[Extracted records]

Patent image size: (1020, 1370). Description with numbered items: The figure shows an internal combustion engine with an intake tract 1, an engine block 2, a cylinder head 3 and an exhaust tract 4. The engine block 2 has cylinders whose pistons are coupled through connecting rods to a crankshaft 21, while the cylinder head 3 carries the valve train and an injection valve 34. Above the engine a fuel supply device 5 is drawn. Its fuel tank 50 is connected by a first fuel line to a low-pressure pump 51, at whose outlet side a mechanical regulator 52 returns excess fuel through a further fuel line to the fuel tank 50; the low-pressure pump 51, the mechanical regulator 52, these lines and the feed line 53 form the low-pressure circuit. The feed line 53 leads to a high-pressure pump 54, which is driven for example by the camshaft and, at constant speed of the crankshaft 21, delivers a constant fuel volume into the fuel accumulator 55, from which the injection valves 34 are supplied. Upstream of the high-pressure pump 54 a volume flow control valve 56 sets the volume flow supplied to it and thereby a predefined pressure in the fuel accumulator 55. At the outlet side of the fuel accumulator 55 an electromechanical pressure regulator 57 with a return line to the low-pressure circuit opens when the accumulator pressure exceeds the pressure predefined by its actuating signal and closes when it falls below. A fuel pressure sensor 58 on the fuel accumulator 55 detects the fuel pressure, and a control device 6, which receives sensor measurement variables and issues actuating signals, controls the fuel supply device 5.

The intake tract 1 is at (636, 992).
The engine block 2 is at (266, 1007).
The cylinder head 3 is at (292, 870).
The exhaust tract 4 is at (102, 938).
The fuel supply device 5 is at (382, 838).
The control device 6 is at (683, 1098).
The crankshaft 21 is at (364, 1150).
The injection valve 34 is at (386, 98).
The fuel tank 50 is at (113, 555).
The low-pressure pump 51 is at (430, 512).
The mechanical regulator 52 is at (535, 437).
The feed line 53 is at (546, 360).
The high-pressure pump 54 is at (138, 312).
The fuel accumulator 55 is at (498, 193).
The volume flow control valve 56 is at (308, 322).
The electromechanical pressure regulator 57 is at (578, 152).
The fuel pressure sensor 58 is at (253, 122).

**Exercise details**
Return, without any change, the stretch from the first line of the rows above through the line containing "The exhaust tract 4 is at (102, 938).", including both ends.

**Completed task**
Patent image size: (1020, 1370). Description with numbered items: The figure shows an internal combustion engine with an intake tract 1, an engine block 2, a cylinder head 3 and an exhaust tract 4. The engine block 2 has cylinders whose pistons are coupled through connecting rods to a crankshaft 21, while the cylinder head 3 carries the valve train and an injection valve 34. Above the engine a fuel supply device 5 is drawn. Its fuel tank 50 is connected by a first fuel line to a low-pressure pump 51, at whose outlet side a mechanical regulator 52 returns excess fuel through a further fuel line to the fuel tank 50; the low-pressure pump 51, the mechanical regulator 52, these lines and the feed line 53 form the low-pressure circuit. The feed line 53 leads to a high-pressure pump 54, which is driven for example by the camshaft and, at constant speed of the crankshaft 21, delivers a constant fuel volume into the fuel accumulator 55, from which the injection valves 34 are supplied. Upstream of the high-pressure pump 54 a volume flow control valve 56 sets the volume flow supplied to it and thereby a predefined pressure in the fuel accumulator 55. At the outlet side of the fuel accumulator 55 an electromechanical pressure regulator 57 with a return line to the low-pressure circuit opens when the accumulator pressure exceeds the pressure predefined by its actuating signal and closes when it falls below. A fuel pressure sensor 58 on the fuel accumulator 55 detects the fuel pressure, and a control device 6, which receives sensor measurement variables and issues actuating signals, controls the fuel supply device 5.

The intake tract 1 is at (636, 992).
The engine block 2 is at (266, 1007).
The cylinder head 3 is at (292, 870).
The exhaust tract 4 is at (102, 938).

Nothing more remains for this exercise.